Where a line below holds the string "from", copy that line.

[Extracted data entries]
· · ·

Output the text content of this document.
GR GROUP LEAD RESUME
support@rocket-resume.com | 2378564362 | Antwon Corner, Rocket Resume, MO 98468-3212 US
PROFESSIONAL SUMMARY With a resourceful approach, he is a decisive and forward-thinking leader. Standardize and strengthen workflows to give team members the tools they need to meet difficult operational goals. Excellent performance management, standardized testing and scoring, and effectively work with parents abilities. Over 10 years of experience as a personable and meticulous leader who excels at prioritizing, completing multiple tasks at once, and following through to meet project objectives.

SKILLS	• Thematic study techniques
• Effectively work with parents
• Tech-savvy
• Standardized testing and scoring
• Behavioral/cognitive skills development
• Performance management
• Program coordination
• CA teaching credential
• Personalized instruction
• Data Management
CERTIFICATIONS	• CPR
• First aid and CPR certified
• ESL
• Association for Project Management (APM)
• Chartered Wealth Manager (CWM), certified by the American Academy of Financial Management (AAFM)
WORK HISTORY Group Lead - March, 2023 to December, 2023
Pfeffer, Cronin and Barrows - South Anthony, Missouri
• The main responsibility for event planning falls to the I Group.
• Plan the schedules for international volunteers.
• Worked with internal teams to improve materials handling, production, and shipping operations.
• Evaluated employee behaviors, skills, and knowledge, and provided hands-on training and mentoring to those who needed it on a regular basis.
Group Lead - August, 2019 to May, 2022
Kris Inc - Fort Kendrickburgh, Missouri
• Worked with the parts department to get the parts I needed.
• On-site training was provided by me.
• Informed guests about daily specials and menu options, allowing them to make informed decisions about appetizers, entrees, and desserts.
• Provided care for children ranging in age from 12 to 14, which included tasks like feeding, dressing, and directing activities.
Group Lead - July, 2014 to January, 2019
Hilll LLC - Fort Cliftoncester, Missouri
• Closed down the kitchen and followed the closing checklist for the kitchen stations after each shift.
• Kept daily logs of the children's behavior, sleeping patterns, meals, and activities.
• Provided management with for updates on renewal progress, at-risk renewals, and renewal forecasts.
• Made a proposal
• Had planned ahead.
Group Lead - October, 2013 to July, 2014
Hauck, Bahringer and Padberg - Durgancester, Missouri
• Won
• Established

· · ·

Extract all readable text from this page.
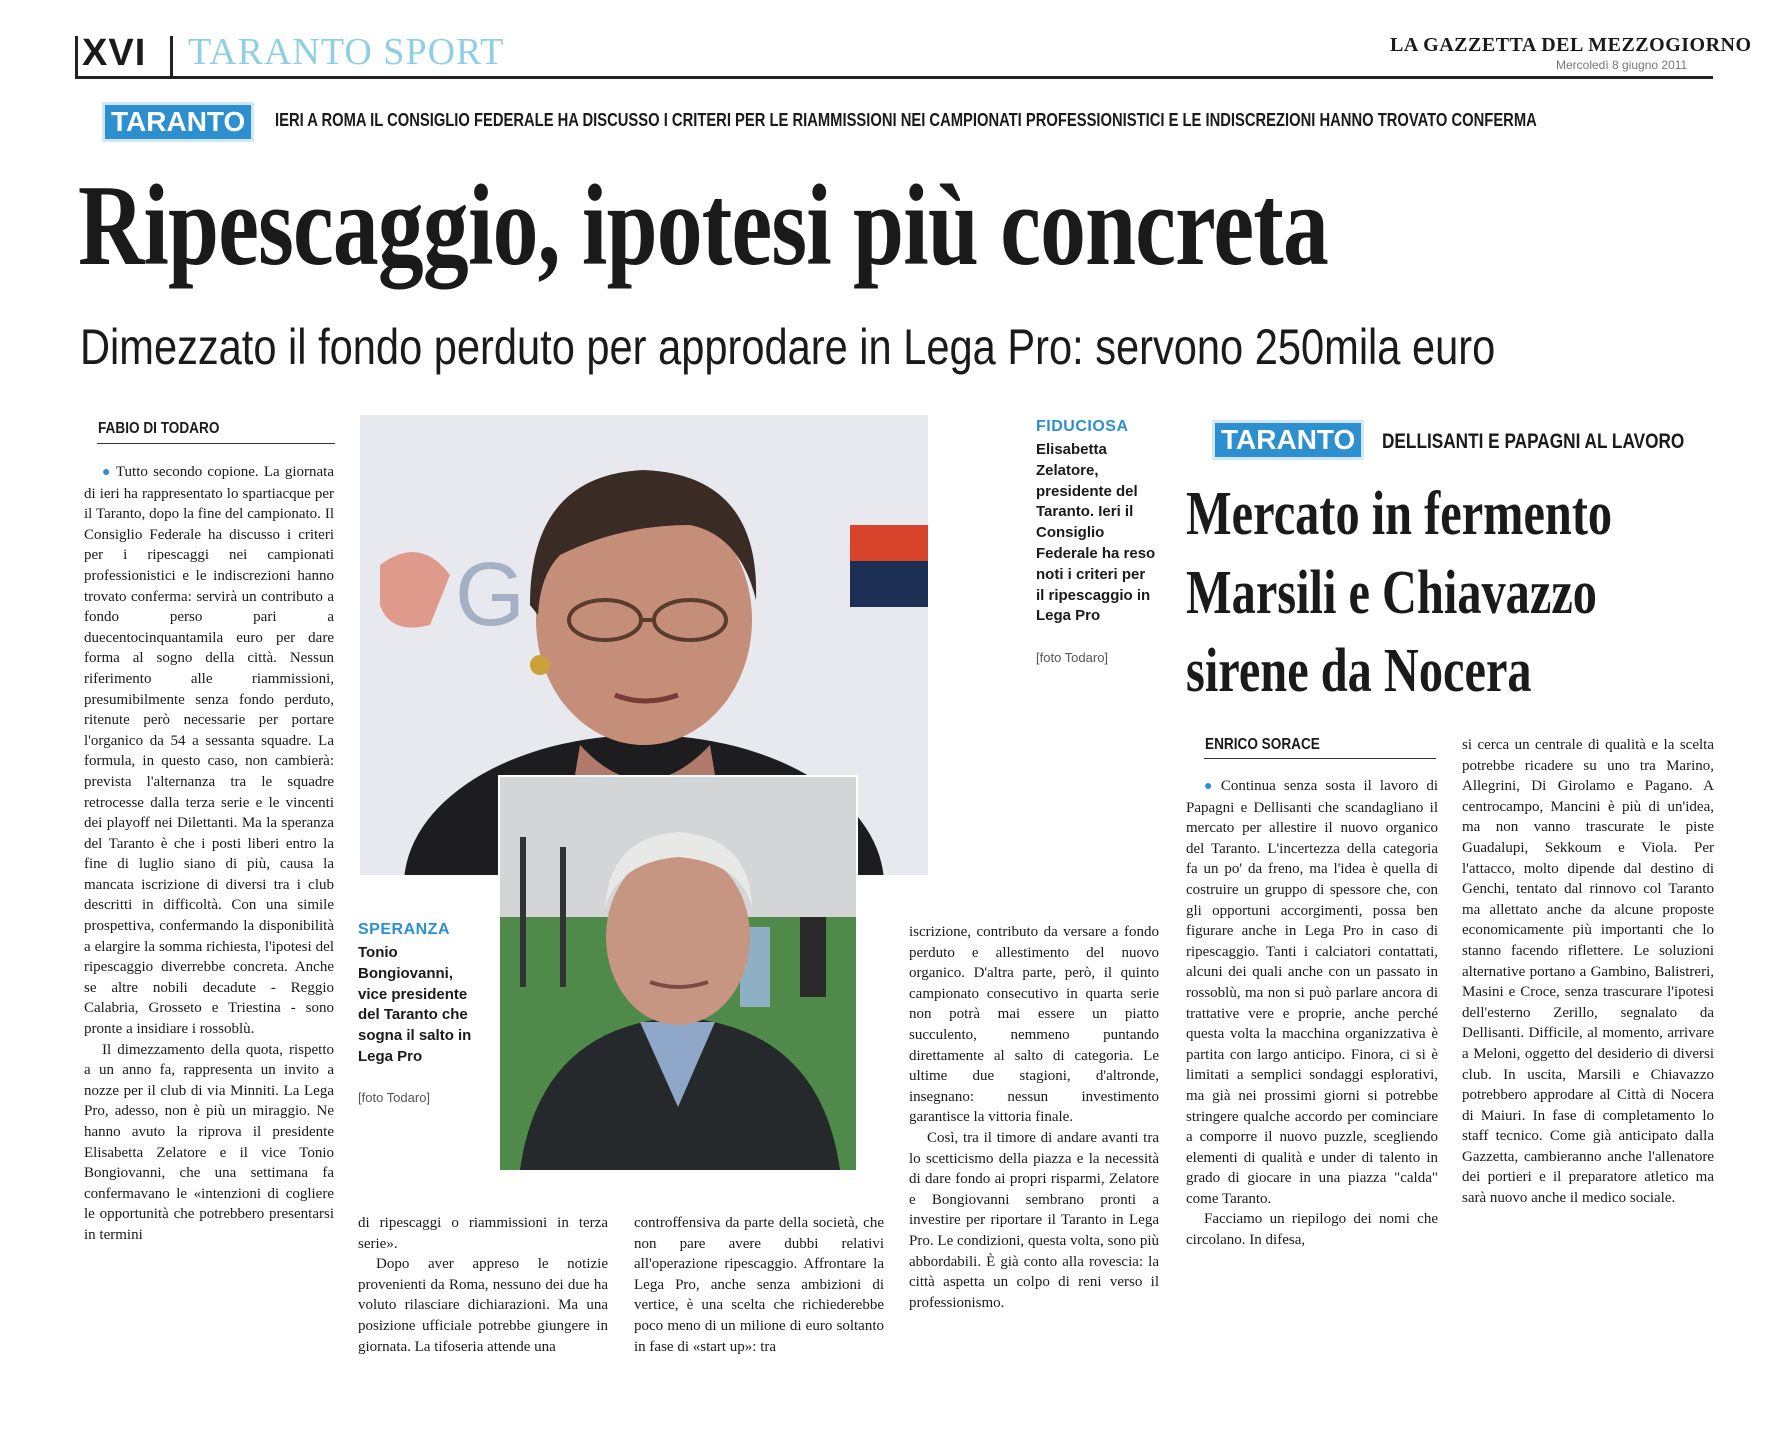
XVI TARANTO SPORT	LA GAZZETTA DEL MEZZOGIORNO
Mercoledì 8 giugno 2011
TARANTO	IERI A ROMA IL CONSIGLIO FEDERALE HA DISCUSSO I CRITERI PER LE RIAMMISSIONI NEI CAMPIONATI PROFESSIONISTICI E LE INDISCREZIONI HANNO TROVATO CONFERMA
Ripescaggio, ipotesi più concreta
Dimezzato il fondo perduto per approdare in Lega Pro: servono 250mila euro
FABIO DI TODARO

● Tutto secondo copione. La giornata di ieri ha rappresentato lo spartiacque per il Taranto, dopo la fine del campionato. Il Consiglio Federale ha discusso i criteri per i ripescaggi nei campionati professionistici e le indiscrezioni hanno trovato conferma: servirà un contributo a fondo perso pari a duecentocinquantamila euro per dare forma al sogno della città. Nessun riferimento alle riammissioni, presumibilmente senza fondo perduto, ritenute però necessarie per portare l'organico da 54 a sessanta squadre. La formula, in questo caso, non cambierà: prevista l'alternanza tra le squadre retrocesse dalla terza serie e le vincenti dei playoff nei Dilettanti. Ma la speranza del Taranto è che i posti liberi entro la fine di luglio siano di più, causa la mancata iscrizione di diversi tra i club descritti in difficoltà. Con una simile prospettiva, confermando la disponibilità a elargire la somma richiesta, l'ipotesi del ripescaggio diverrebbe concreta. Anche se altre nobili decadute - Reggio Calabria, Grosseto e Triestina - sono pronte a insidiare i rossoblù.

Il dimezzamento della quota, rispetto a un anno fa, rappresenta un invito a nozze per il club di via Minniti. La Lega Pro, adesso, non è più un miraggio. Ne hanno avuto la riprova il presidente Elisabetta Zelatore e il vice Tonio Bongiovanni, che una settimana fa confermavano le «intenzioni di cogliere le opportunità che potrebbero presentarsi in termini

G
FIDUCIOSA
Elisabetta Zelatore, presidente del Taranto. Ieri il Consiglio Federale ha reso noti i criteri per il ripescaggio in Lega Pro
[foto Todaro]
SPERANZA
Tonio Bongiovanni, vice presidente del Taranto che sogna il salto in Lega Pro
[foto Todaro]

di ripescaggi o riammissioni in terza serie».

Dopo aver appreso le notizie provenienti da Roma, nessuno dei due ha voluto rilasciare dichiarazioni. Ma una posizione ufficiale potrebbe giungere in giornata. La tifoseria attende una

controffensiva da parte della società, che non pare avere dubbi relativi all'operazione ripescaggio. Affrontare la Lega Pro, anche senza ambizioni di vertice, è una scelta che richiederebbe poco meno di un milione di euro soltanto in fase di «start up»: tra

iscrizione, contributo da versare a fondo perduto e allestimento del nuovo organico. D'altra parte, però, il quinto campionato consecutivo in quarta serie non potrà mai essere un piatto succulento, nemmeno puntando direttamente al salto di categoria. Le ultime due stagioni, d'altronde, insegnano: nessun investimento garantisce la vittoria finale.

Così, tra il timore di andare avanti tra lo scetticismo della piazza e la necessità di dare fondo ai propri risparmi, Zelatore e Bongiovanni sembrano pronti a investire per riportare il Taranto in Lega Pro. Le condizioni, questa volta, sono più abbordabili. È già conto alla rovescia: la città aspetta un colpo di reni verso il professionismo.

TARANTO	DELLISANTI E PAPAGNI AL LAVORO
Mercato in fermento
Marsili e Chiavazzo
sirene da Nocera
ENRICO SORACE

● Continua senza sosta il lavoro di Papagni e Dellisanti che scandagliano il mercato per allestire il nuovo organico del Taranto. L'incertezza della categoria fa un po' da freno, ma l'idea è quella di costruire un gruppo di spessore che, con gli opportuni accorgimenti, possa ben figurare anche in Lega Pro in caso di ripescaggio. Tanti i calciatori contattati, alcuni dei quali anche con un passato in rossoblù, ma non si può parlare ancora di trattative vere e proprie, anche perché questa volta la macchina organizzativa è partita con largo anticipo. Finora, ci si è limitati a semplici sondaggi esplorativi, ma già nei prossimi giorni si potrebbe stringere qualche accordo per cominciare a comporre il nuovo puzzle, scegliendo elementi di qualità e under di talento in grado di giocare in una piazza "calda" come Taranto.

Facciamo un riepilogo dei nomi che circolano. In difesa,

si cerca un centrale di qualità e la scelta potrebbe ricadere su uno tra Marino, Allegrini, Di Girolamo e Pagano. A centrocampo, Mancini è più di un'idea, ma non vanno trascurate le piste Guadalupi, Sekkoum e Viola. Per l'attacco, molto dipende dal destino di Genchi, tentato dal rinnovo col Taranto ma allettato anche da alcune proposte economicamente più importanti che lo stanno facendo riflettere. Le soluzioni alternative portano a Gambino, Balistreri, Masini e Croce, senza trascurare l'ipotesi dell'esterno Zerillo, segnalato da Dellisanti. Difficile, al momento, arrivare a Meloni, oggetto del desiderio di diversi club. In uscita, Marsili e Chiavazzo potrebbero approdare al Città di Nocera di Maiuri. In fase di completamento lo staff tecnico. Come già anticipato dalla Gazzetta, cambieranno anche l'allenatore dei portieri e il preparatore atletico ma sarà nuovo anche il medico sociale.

· · ·

### Full solution
• Provided care for children ranging in age from 12 to 14, which included tasks like feeding, dressing, and directing activities.
Extract all readable text from this page.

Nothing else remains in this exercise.